START TEXT TO READ
This year, Verizon’s DBIR is based on data from 41,686 security incidents and 2,013 data breaches provided by 73 data sources, both public and private entities, spanning 86 countries worldwide.
You can read the Executive Summary here, or read the full report here.
There are some data in it that may raise an eyebrow or two, especially for the Healthcare sector. In their key takeaways, for example, they write:
Healthcare
Frequency:
466 incidents, 304 with confirmed data disclosure
Top 3 patterns:
Miscellaneous Errors, Privilege Misuse and Web Applications represent 81% of incidents within Healthcare
Threat actors:
Internal (59%), External (42%), Partner (4%), and Multiple parties (3%) (breaches)
END TEXT TO READ
START DATA PROVIDED
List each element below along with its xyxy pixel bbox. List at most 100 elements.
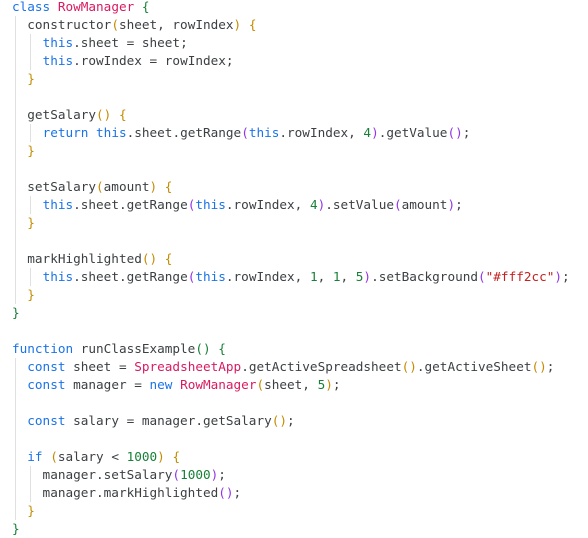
END DATA PROVIDED
### TASKS TO PERFORM
• a. Name each threat actor category given for Healthcare breaches in the breach report excerpt, together with its stated percentage.
• b. Retype the breach report excerpt between "This year, Verizon’s" and "parties (3%) (breaches)", inclusive.
• c. Extend the breach report excerpt onward from the point at which it stops.
The listing has no connection to the breach report excerpt.

### WRITTEN ANSWERS
• a. Internal (59%), External (42%), Partner (4%), Multiple parties (3%)

• b.
This year, Verizon’s DBIR is based on data from 41,686 security incidents and 2,013 data breaches provided by 73 data sources, both public and private entities, spanning 86 countries worldwide.
You can read the Executive Summary here, or read the full report here.
There are some data in it that may raise an eyebrow or two, especially for the Healthcare sector. In their key takeaways, for example, they write:
Healthcare
Frequency:
466 incidents, 304 with confirmed data disclosure
Top 3 patterns:
Miscellaneous Errors, Privilege Misuse and Web Applications represent 81% of incidents within Healthcare
Threat actors:
Internal (59%), External (42%), Partner (4%), and Multiple parties (3%) (breaches)

• c.
Now if you have been following along on this site and reading Protenus’s reports, you’ll know that on a monthly and extended basis, external/hacking incidents out-number internal incidents by a lot. And business associate/third-party incidents account for more than 4% of incidents. Are DBIR’s figures on external incidents lower than our figures because of the issue that in most ransomware reports, there is no certainty that data were exposed or accessed? It seems that way, as they write:
Most ransomware incidents are not defined as breaches in this study due to their lack of the required confirmation of data loss. Unfortunately for them, Healthcare organizations are required to disclose ransomware attacks as though they were confirmed breaches due to U.S. regulatory requirements. This compulsory action will influence the number of ransomware incidents associated with the Healthcare sector. Acknowledging the bias, this is the second straight year that ransomware incidents were over 70 percent of all malware outbreaks in this vertical.
Actor motives:
Financial (83%), Fun (6%), Convenience (3%), Grudge (3%), and Espionage (2%) (breaches)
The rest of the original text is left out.